Start of Extracted data
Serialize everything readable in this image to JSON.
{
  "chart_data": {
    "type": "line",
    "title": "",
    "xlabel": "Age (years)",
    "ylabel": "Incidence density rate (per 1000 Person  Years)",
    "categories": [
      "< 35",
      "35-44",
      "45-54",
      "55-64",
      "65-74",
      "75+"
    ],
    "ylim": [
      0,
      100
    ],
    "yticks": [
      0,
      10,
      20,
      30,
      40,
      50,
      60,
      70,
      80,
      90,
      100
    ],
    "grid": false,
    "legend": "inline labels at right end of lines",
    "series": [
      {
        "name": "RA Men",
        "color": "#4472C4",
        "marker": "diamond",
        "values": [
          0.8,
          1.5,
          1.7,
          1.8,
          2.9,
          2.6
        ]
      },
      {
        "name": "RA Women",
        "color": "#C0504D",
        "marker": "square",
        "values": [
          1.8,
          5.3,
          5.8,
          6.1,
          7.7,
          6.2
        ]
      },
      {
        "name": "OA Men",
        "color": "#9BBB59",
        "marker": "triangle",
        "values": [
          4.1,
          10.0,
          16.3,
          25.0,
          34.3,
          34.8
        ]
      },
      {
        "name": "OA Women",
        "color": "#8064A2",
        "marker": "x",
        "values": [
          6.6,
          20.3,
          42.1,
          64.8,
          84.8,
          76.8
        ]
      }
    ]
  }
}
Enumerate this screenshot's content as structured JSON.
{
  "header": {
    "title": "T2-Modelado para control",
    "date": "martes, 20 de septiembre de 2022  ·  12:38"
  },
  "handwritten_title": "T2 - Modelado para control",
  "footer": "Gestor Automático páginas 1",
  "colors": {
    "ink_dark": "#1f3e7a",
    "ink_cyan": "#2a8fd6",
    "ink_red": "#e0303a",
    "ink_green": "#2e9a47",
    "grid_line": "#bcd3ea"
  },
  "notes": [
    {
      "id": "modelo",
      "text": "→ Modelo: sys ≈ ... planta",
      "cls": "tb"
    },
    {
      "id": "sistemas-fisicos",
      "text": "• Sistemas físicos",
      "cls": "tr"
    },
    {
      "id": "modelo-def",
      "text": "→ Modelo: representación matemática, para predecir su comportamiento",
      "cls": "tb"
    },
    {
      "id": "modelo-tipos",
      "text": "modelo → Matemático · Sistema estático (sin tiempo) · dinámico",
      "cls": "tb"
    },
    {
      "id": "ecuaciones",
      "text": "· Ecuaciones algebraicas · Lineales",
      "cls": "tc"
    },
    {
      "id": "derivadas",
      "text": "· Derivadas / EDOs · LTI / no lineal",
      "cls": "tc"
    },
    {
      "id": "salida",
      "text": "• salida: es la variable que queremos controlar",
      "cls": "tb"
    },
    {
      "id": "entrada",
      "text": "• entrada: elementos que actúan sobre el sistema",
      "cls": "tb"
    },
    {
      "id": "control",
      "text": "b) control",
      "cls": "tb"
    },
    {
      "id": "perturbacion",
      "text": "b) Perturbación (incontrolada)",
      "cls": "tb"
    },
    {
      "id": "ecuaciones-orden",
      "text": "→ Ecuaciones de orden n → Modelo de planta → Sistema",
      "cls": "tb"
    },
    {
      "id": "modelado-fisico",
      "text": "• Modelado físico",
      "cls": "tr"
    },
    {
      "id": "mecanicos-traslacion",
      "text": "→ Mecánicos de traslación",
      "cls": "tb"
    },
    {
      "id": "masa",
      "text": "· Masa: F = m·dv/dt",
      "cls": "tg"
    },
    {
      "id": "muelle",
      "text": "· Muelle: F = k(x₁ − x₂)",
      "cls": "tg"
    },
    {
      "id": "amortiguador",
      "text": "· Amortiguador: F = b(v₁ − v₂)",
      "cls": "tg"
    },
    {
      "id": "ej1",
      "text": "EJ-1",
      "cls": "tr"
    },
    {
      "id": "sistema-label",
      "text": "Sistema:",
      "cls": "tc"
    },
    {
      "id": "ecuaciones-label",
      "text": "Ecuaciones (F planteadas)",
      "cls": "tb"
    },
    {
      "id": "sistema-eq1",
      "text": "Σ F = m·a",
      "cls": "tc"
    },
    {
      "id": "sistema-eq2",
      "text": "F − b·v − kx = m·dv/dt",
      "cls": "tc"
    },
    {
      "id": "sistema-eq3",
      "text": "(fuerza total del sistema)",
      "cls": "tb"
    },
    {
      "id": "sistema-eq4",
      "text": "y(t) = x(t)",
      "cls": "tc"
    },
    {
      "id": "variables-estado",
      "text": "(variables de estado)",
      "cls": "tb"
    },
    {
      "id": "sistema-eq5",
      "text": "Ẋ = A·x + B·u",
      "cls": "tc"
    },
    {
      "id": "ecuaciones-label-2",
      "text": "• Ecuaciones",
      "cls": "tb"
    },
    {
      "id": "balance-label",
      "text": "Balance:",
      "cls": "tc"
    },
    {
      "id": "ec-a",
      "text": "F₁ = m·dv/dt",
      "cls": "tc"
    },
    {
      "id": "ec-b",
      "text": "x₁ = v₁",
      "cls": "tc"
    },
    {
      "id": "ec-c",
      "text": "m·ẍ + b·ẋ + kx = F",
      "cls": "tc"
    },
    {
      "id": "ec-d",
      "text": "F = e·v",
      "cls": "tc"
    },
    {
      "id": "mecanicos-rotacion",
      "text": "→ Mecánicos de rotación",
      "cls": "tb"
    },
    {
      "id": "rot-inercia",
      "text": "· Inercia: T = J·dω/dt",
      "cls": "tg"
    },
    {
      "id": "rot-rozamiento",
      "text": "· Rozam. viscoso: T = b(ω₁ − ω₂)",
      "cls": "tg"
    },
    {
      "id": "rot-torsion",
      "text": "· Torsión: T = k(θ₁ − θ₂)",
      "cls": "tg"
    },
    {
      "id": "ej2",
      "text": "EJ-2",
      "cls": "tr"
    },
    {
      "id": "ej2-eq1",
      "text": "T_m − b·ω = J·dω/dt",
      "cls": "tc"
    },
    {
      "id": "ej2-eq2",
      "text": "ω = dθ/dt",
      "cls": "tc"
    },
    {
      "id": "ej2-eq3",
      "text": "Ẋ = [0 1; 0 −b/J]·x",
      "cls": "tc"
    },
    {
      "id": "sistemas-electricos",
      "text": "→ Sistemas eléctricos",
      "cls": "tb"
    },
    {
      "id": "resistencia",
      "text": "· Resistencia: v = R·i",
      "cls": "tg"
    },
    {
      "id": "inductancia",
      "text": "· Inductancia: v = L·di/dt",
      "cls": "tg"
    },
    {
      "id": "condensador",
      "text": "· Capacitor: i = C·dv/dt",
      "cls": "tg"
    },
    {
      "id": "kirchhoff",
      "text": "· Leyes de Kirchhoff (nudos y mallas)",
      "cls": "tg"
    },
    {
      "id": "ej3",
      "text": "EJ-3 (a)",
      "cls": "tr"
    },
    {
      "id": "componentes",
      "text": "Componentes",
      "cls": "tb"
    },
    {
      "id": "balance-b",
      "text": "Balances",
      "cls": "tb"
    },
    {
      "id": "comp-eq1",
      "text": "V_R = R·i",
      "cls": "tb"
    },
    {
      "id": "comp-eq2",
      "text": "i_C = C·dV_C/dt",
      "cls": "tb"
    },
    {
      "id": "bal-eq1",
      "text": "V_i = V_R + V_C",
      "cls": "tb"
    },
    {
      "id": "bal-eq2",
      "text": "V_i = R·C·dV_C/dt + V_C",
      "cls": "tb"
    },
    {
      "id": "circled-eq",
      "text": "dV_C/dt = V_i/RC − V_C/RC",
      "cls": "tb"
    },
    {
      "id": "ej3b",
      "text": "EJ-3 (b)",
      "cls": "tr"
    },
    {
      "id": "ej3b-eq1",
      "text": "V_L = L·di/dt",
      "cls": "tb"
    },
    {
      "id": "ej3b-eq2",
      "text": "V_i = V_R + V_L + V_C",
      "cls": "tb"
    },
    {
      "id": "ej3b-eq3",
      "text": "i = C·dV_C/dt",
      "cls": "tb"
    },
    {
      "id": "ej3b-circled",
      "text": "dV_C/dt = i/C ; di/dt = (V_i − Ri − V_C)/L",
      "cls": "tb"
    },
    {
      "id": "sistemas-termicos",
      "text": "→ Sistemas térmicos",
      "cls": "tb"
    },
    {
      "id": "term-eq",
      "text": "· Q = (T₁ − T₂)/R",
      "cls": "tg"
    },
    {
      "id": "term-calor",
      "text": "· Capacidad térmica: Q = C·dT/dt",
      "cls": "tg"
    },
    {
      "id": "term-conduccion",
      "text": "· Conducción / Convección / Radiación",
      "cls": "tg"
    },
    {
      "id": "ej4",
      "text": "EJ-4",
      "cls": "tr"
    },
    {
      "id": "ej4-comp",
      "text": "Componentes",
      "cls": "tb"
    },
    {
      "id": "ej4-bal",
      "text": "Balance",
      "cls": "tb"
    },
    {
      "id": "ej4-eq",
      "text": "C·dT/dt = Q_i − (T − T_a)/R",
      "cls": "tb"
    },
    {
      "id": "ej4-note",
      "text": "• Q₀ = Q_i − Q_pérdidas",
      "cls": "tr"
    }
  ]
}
End of Extracted data
*Direction*: Copy out every line with the word "variables".

*Response*:
      "id": "variables-estado",
      "text": "(variables de estado)",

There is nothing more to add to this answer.